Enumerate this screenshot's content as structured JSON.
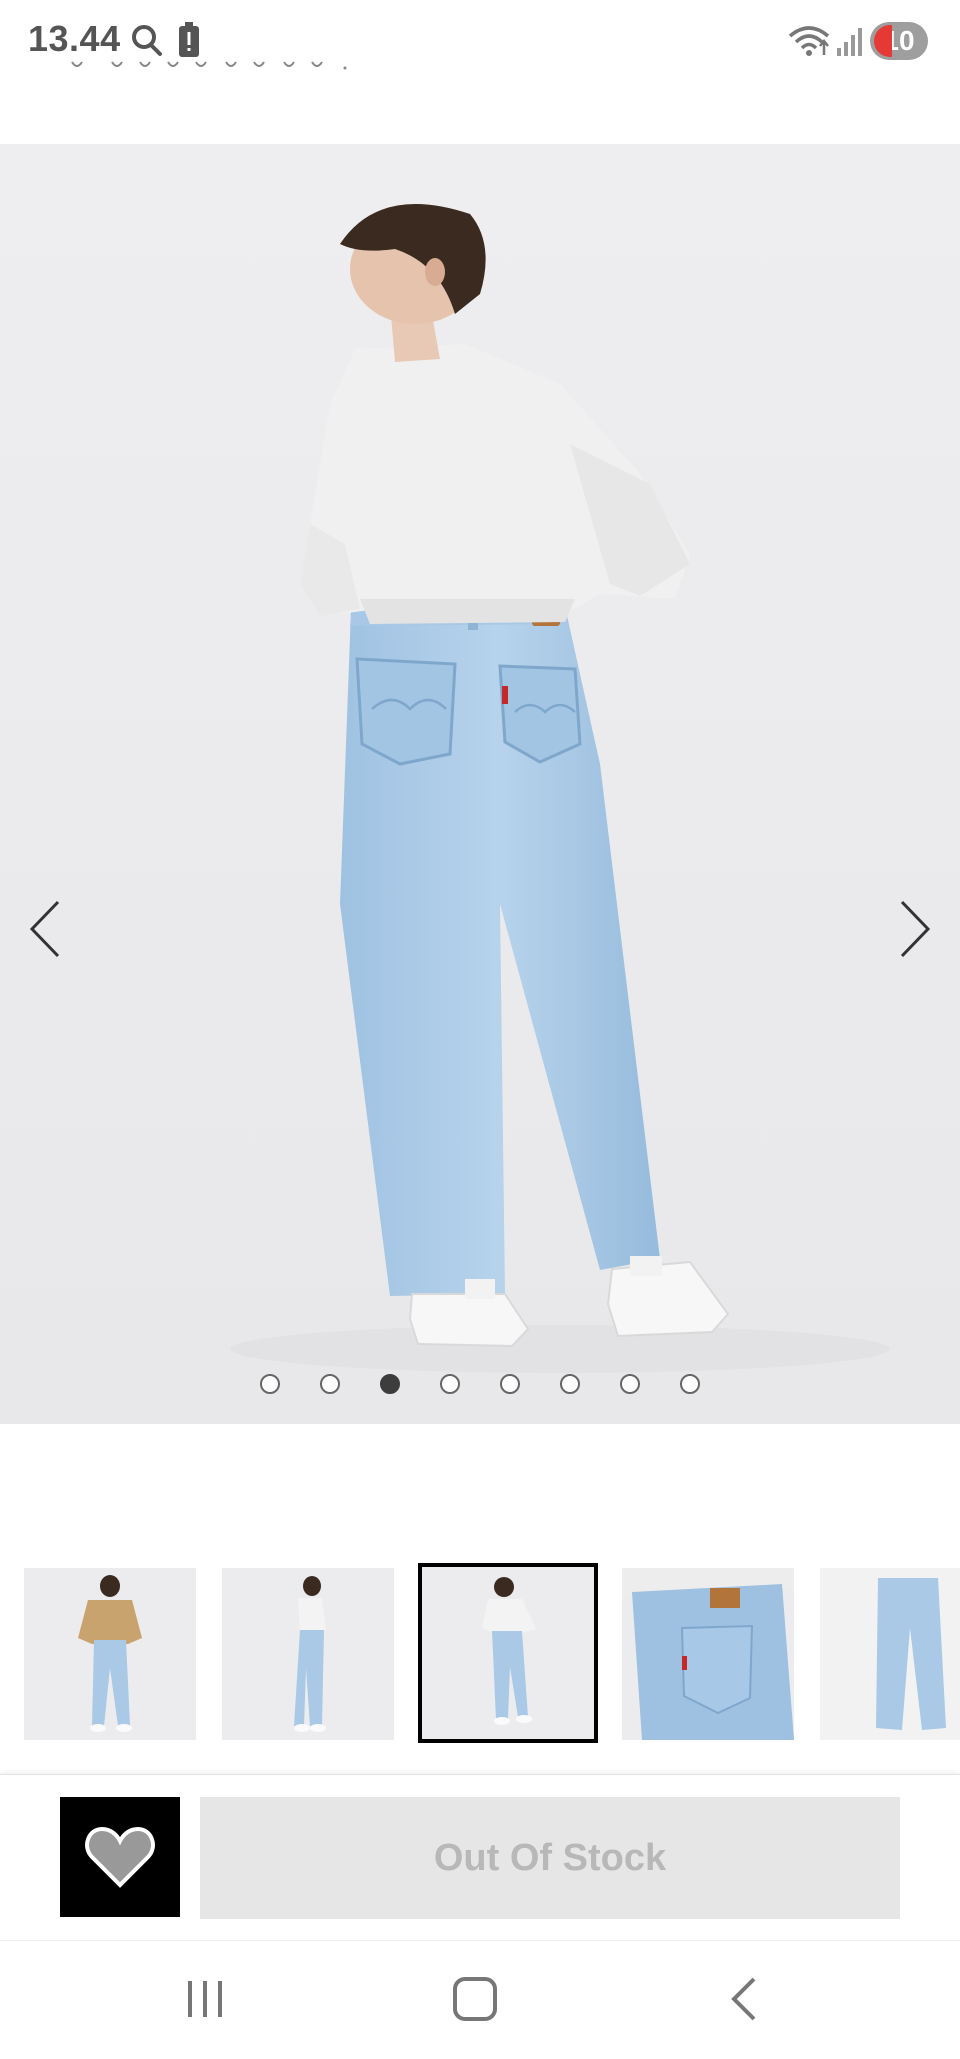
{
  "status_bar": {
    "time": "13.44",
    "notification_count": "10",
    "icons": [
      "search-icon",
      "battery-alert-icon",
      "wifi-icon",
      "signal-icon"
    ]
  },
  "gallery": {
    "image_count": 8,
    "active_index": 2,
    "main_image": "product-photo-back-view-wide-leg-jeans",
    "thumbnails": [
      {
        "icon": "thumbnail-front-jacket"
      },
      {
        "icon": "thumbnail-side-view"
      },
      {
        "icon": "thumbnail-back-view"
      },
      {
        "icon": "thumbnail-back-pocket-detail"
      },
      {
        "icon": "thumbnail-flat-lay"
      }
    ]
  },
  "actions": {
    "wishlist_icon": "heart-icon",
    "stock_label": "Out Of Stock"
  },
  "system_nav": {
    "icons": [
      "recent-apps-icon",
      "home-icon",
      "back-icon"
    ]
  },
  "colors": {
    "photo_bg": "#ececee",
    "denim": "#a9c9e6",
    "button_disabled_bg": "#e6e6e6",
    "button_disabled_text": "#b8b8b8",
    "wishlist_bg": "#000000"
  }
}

*Exercise instructions:* Copy the material exactly. Do not include the pictures.

*Complete answer:*
Enumerate this screenshot's content as structured JSON.
{
  "status_bar": {
    "time": "13.44",
    "notification_count": "10",
    "icons": [
      "search-icon",
      "battery-alert-icon",
      "wifi-icon",
      "signal-icon"
    ]
  },
  "gallery": {
    "image_count": 8,
    "active_index": 2,
    "main_image": "product-photo-back-view-wide-leg-jeans",
    "thumbnails": [
      {
        "icon": "thumbnail-front-jacket"
      },
      {
        "icon": "thumbnail-side-view"
      },
      {
        "icon": "thumbnail-back-view"
      },
      {
        "icon": "thumbnail-back-pocket-detail"
      },
      {
        "icon": "thumbnail-flat-lay"
      }
    ]
  },
  "actions": {
    "wishlist_icon": "heart-icon",
    "stock_label": "Out Of Stock"
  },
  "system_nav": {
    "icons": [
      "recent-apps-icon",
      "home-icon",
      "back-icon"
    ]
  },
  "colors": {
    "photo_bg": "#ececee",
    "denim": "#a9c9e6",
    "button_disabled_bg": "#e6e6e6",
    "button_disabled_text": "#b8b8b8",
    "wishlist_bg": "#000000"
  }
}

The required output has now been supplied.